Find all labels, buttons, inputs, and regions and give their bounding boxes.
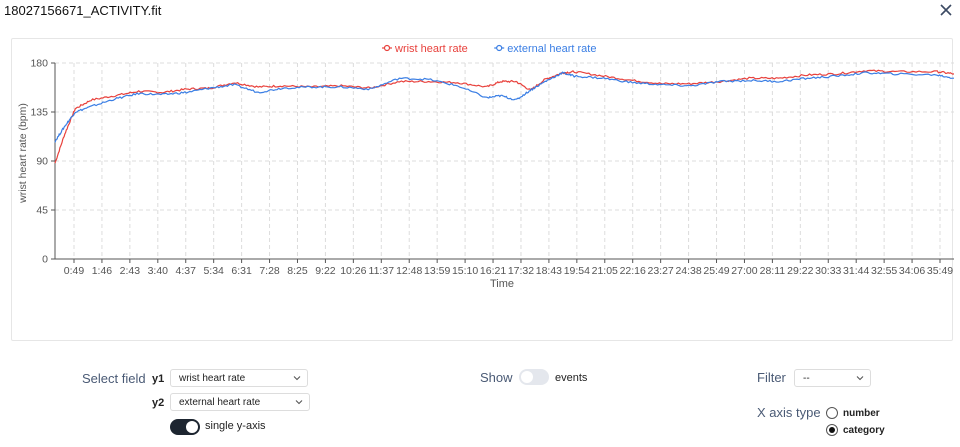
x-tick-label: 12:48 [396,265,422,277]
legend-label: external heart rate [507,43,596,55]
chevron-down-icon [293,376,301,381]
x-axis-number-radio[interactable] [826,407,838,419]
y-tick-label: 90 [36,156,48,168]
y2-select-value: external heart rate [179,397,261,408]
x-tick-label: 32:55 [871,265,897,277]
y2-label: y2 [152,397,165,409]
chevron-down-icon [856,376,864,381]
x-tick-label: 1:46 [92,265,113,277]
x-tick-label: 27:00 [731,265,757,277]
legend-label: wrist heart rate [394,43,468,55]
x-tick-label: 10:26 [340,265,366,277]
filter-select[interactable]: -- [794,369,871,387]
x-tick-label: 29:22 [787,265,813,277]
x-tick-label: 4:37 [176,265,197,277]
y-tick-label: 0 [42,254,48,266]
x-tick-label: 15:10 [452,265,478,277]
x-tick-label: 16:21 [480,265,506,277]
series-line-external-heart-rate [54,71,954,143]
x-tick-label: 0:49 [64,265,85,277]
x-tick-label: 35:49 [927,265,953,277]
y-tick-label: 180 [30,58,48,70]
filter-select-value: -- [803,373,810,384]
chart-grid [55,62,954,259]
x-tick-label: 2:43 [120,265,141,277]
x-tick-label: 24:38 [675,265,701,277]
y-tick-label: 135 [30,107,48,119]
x-tick-label: 21:05 [592,265,618,277]
events-label: events [555,372,588,384]
y2-select[interactable]: external heart rate [170,393,310,411]
x-tick-label: 6:31 [231,265,252,277]
legend-marker [496,44,503,52]
y-axis: 0 45 90 135 180 [30,58,56,266]
x-tick-label: 19:54 [564,265,590,277]
y1-select-value: wrist heart rate [179,373,246,384]
single-y-axis-label: single y-axis [205,420,266,432]
chevron-down-icon [295,400,303,405]
close-icon[interactable] [938,2,954,18]
legend-marker [383,44,391,52]
heart-rate-chart: wrist heart rate external heart rate 0 45 9… [17,43,954,290]
series-line-wrist-heart-rate [54,69,954,164]
x-axis-number-label: number [843,408,880,419]
x-tick-label: 9:22 [315,265,336,277]
x-tick-label: 31:44 [843,265,869,277]
x-tick-label: 34:06 [899,265,925,277]
x-tick-label: 3:40 [148,265,169,277]
x-axis-title: Time [490,278,514,290]
x-tick-label: 30:33 [815,265,841,277]
chart-controls: Select field y1 wrist heart rate y2 exte… [0,350,960,447]
x-tick-label: 13:59 [424,265,450,277]
chart-legend[interactable]: wrist heart rate external heart rate [382,43,596,55]
x-tick-label: 28:11 [760,265,786,277]
x-tick-label: 17:32 [508,265,534,277]
x-tick-label: 5:34 [203,265,224,277]
filter-label: Filter [757,370,786,385]
y-axis-title: wrist heart rate (bpm) [17,103,29,204]
y-tick-label: 45 [36,205,48,217]
x-tick-label: 8:25 [287,265,308,277]
x-axis-category-radio[interactable] [826,424,838,436]
select-field-label: Select field [82,371,146,386]
x-tick-label: 25:49 [703,265,729,277]
window-title: 18027156671_ACTIVITY.fit [4,3,162,18]
x-axis-category-label: category [843,425,885,436]
x-tick-label: 23:27 [648,265,674,277]
x-tick-label: 22:16 [620,265,646,277]
y1-label: y1 [152,373,165,385]
x-axis: 0:49 1:46 2:43 3:40 4:37 5:34 6:31 7:28 8:25 9:22… [55,258,954,277]
chart-panel: wrist heart rate external heart rate 0 45 9… [11,38,954,341]
chart-series [54,69,954,164]
x-tick-label: 7:28 [259,265,280,277]
y1-select[interactable]: wrist heart rate [170,369,308,387]
x-tick-label: 18:43 [536,265,562,277]
show-label: Show [480,370,513,385]
events-toggle[interactable] [519,369,549,385]
single-y-axis-toggle[interactable] [170,419,200,435]
x-axis-type-label: X axis type [757,405,821,420]
x-tick-label: 11:37 [369,265,395,277]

________________________________________

-- Exercise prompt --
Echo back every line of the records above word for word, omitting the pictures.

-- Written solution --
Find all labels, buttons, inputs, and regions and give their bounding boxes.
x-tick-label: 12:48 [396,265,422,277]
legend-label: external heart rate [507,43,596,55]
chevron-down-icon [293,376,301,381]
x-axis-number-radio[interactable] [826,407,838,419]
y-tick-label: 90 [36,156,48,168]
y2-select-value: external heart rate [179,397,261,408]
x-tick-label: 32:55 [871,265,897,277]
y2-label: y2 [152,397,165,409]
chevron-down-icon [856,376,864,381]
x-tick-label: 1:46 [92,265,113,277]
x-tick-label: 27:00 [731,265,757,277]
legend-label: wrist heart rate [394,43,468,55]
x-tick-label: 10:26 [340,265,366,277]
filter-select[interactable]: -- [794,369,871,387]
x-tick-label: 29:22 [787,265,813,277]
x-tick-label: 4:37 [176,265,197,277]
y-tick-label: 0 [42,254,48,266]
x-tick-label: 15:10 [452,265,478,277]
x-tick-label: 16:21 [480,265,506,277]
series-line-external-heart-rate [54,71,954,143]
x-tick-label: 0:49 [64,265,85,277]
x-tick-label: 35:49 [927,265,953,277]
y-tick-label: 180 [30,58,48,70]
filter-select-value: -- [803,373,810,384]
chart-grid [55,62,954,259]
x-tick-label: 2:43 [120,265,141,277]
x-tick-label: 24:38 [675,265,701,277]
y-tick-label: 135 [30,107,48,119]
x-tick-label: 21:05 [592,265,618,277]
events-label: events [555,372,588,384]
y2-select[interactable]: external heart rate [170,393,310,411]
x-tick-label: 6:31 [231,265,252,277]
legend-marker [496,44,503,52]
y-axis: 0 45 90 135 180 [30,58,56,266]
x-tick-label: 19:54 [564,265,590,277]
y1-select-value: wrist heart rate [179,373,246,384]
single-y-axis-label: single y-axis [205,420,266,432]
chevron-down-icon [295,400,303,405]
close-icon[interactable] [938,2,954,18]
legend-marker [383,44,391,52]
heart-rate-chart: wrist heart rate external heart rate 0 45 9… [17,43,954,290]
series-line-wrist-heart-rate [54,69,954,164]
x-axis-number-label: number [843,408,880,419]
x-tick-label: 9:22 [315,265,336,277]
x-tick-label: 31:44 [843,265,869,277]
x-tick-label: 34:06 [899,265,925,277]
x-tick-label: 3:40 [148,265,169,277]
x-axis-title: Time [490,278,514,290]
x-tick-label: 30:33 [815,265,841,277]
chart-controls: Select field y1 wrist heart rate y2 exte… [0,350,960,447]
x-tick-label: 13:59 [424,265,450,277]
chart-legend[interactable]: wrist heart rate external heart rate [382,43,596,55]
x-tick-label: 28:11 [760,265,786,277]
x-tick-label: 17:32 [508,265,534,277]
x-tick-label: 5:34 [203,265,224,277]
filter-label: Filter [757,370,786,385]
y-axis-title: wrist heart rate (bpm) [17,103,29,204]
y-tick-label: 45 [36,205,48,217]
x-tick-label: 8:25 [287,265,308,277]
x-axis-category-radio[interactable] [826,424,838,436]
select-field-label: Select field [82,371,146,386]
x-tick-label: 25:49 [703,265,729,277]
window-title: 18027156671_ACTIVITY.fit [4,3,162,18]
x-axis-category-label: category [843,425,885,436]
x-tick-label: 23:27 [648,265,674,277]
x-tick-label: 22:16 [620,265,646,277]
y1-label: y1 [152,373,165,385]
x-axis: 0:49 1:46 2:43 3:40 4:37 5:34 6:31 7:28 8:25 9:22… [55,258,954,277]
chart-panel: wrist heart rate external heart rate 0 45 9… [11,38,954,341]
chart-series [54,69,954,164]
x-tick-label: 7:28 [259,265,280,277]
y1-select[interactable]: wrist heart rate [170,369,308,387]
x-tick-label: 18:43 [536,265,562,277]
show-label: Show [480,370,513,385]
events-toggle[interactable] [519,369,549,385]
single-y-axis-toggle[interactable] [170,419,200,435]
x-axis-type-label: X axis type [757,405,821,420]
x-tick-label: 11:37 [369,265,395,277]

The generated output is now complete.